Records provided:

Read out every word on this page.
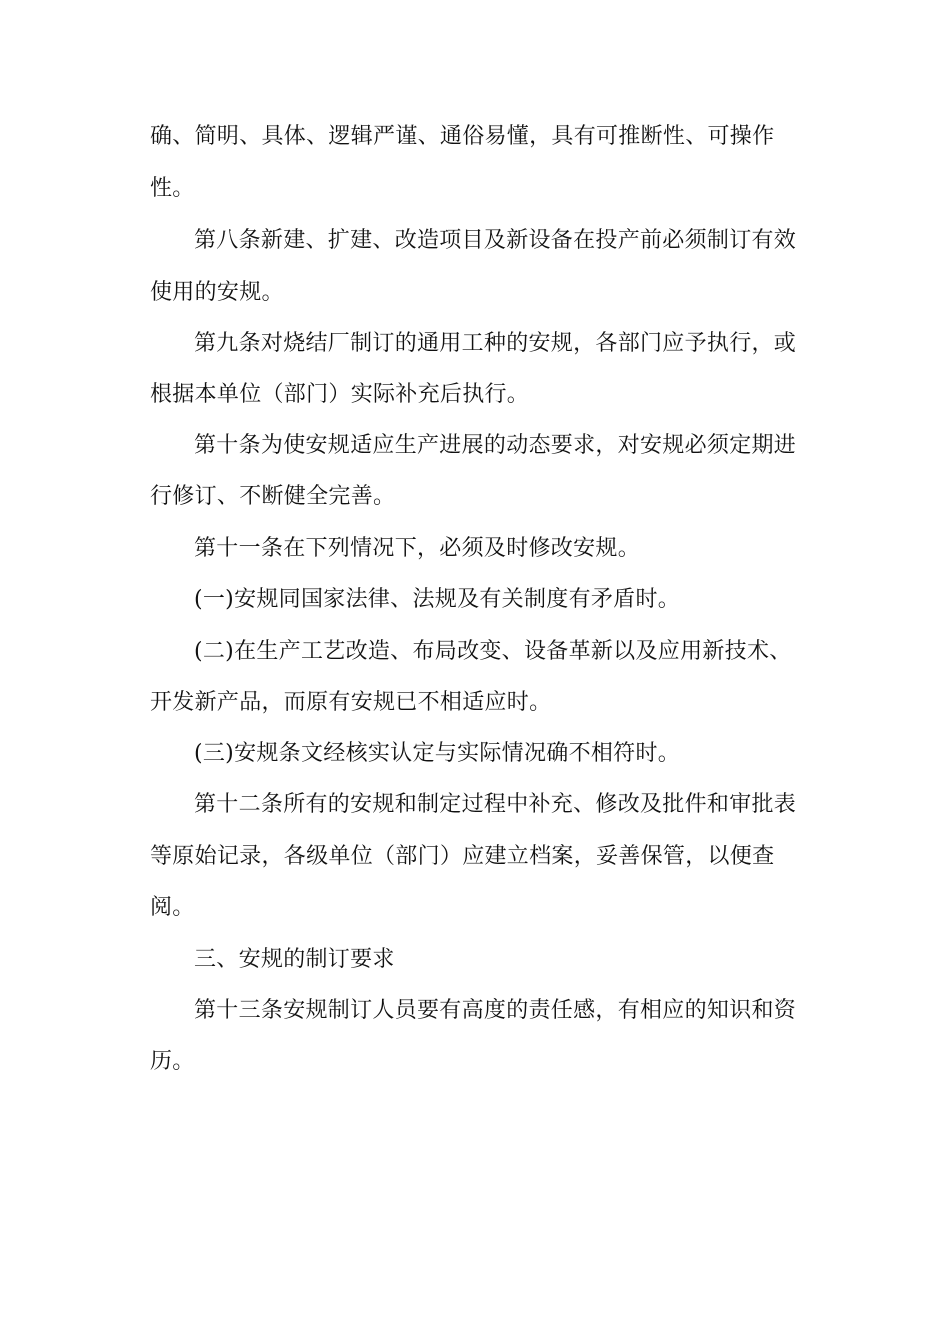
确、简明、具体、逻辑严谨、通俗易懂，具有可推断性、可操作
性。
第八条新建、扩建、改造项目及新设备在投产前必须制订有效
使用的安规。
第九条对烧结厂制订的通用工种的安规，各部门应予执行，或
根据本单位（部门）实际补充后执行。
第十条为使安规适应生产进展的动态要求，对安规必须定期进
行修订、不断健全完善。
第十一条在下列情况下，必须及时修改安规。
(一)安规同国家法律、法规及有关制度有矛盾时。
(二)在生产工艺改造、布局改变、设备革新以及应用新技术、
开发新产品，而原有安规已不相适应时。
(三)安规条文经核实认定与实际情况确不相符时。
第十二条所有的安规和制定过程中补充、修改及批件和审批表
等原始记录，各级单位（部门）应建立档案，妥善保管，以便查
阅。
三、安规的制订要求
第十三条安规制订人员要有高度的责任感，有相应的知识和资
历。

What is expected: Transcribe the material exactly, and leave out whatever pictures it holds.

Output:
Read out every word on this page.
确、简明、具体、逻辑严谨、通俗易懂，具有可推断性、可操作
性。
第八条新建、扩建、改造项目及新设备在投产前必须制订有效
使用的安规。
第九条对烧结厂制订的通用工种的安规，各部门应予执行，或
根据本单位（部门）实际补充后执行。
第十条为使安规适应生产进展的动态要求，对安规必须定期进
行修订、不断健全完善。
第十一条在下列情况下，必须及时修改安规。
(一)安规同国家法律、法规及有关制度有矛盾时。
(二)在生产工艺改造、布局改变、设备革新以及应用新技术、
开发新产品，而原有安规已不相适应时。
(三)安规条文经核实认定与实际情况确不相符时。
第十二条所有的安规和制定过程中补充、修改及批件和审批表
等原始记录，各级单位（部门）应建立档案，妥善保管，以便查
阅。
三、安规的制订要求
第十三条安规制订人员要有高度的责任感，有相应的知识和资
历。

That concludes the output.